> Do this
Answer with nothing except the number of lines that contain the word "mean".
## begin Data for this exercise
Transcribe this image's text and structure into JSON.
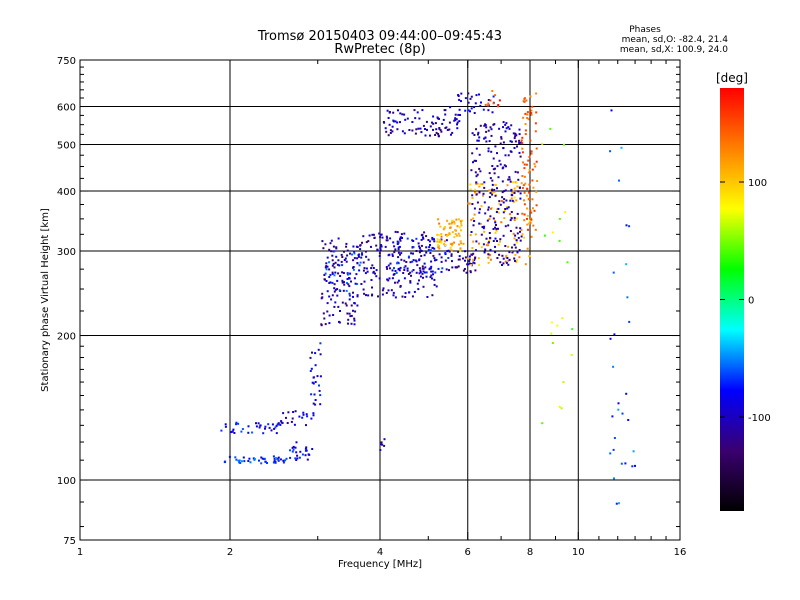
{
  "chart_data": {
    "type": "scatter",
    "title": "Tromsø 20150403 09:44:00–09:45:43",
    "subtitle": "RwPretec (8p)",
    "xlabel": "Frequency [MHz]",
    "ylabel": "Stationary phase Virtual Height [km]",
    "x_scale": "log",
    "y_scale": "log",
    "xlim": [
      1,
      16
    ],
    "ylim": [
      75,
      750
    ],
    "x_ticks": [
      1,
      2,
      4,
      6,
      8,
      10,
      16
    ],
    "y_ticks": [
      75,
      100,
      200,
      300,
      400,
      500,
      600,
      750
    ],
    "grid": true,
    "stats": {
      "heading": "Phases",
      "o_mode": "mean, sd,O: -82.4, 21.4",
      "x_mode": "mean, sd,X: 100.9, 24.0"
    },
    "colorbar": {
      "label": "[deg]",
      "min": -180,
      "max": 180,
      "ticks": [
        100,
        0,
        -100
      ],
      "colormap": "rainbow",
      "colors": [
        "#000000",
        "#3a0070",
        "#0000ff",
        "#00ffff",
        "#00ff00",
        "#ffff00",
        "#ff8000",
        "#ff0000"
      ]
    },
    "clusters": [
      {
        "f": [
          1.95,
          2.6
        ],
        "h": [
          108,
          112
        ],
        "phase": -70,
        "count": 45
      },
      {
        "f": [
          2.6,
          2.95
        ],
        "h": [
          110,
          120
        ],
        "phase": -85,
        "count": 25
      },
      {
        "f": [
          1.9,
          2.5
        ],
        "h": [
          125,
          132
        ],
        "phase": -80,
        "count": 35
      },
      {
        "f": [
          2.5,
          2.95
        ],
        "h": [
          130,
          140
        ],
        "phase": -95,
        "count": 25
      },
      {
        "f": [
          2.9,
          3.05
        ],
        "h": [
          140,
          195
        ],
        "phase": -90,
        "count": 25
      },
      {
        "f": [
          3.05,
          3.6
        ],
        "h": [
          210,
          320
        ],
        "phase": -110,
        "count": 110
      },
      {
        "f": [
          3.1,
          3.7
        ],
        "h": [
          230,
          300
        ],
        "phase": -75,
        "count": 45
      },
      {
        "f": [
          3.6,
          5.2
        ],
        "h": [
          240,
          330
        ],
        "phase": -105,
        "count": 200
      },
      {
        "f": [
          4.2,
          5.5
        ],
        "h": [
          270,
          320
        ],
        "phase": -80,
        "count": 70
      },
      {
        "f": [
          5.2,
          5.9
        ],
        "h": [
          300,
          350
        ],
        "phase": 110,
        "count": 70
      },
      {
        "f": [
          5.5,
          6.3
        ],
        "h": [
          270,
          300
        ],
        "phase": -110,
        "count": 40
      },
      {
        "f": [
          6.0,
          8.0
        ],
        "h": [
          280,
          420
        ],
        "phase": 110,
        "count": 110
      },
      {
        "f": [
          6.1,
          7.7
        ],
        "h": [
          280,
          560
        ],
        "phase": -105,
        "count": 230
      },
      {
        "f": [
          7.7,
          8.3
        ],
        "h": [
          320,
          640
        ],
        "phase": 140,
        "count": 80
      },
      {
        "f": [
          4.0,
          5.8
        ],
        "h": [
          520,
          590
        ],
        "phase": -105,
        "count": 90
      },
      {
        "f": [
          5.5,
          6.8
        ],
        "h": [
          580,
          640
        ],
        "phase": -95,
        "count": 30
      },
      {
        "f": [
          6.5,
          7.0
        ],
        "h": [
          600,
          650
        ],
        "phase": 150,
        "count": 10
      },
      {
        "f": [
          4.0,
          4.1
        ],
        "h": [
          115,
          122
        ],
        "phase": -110,
        "count": 6
      },
      {
        "f": [
          8.4,
          9.8
        ],
        "h": [
          105,
          660
        ],
        "phase": 60,
        "count": 20
      },
      {
        "f": [
          11.5,
          13.0
        ],
        "h": [
          88,
          620
        ],
        "phase": -60,
        "count": 30
      }
    ]
  }
}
## end Data for this exercise
> Response to this exercise
2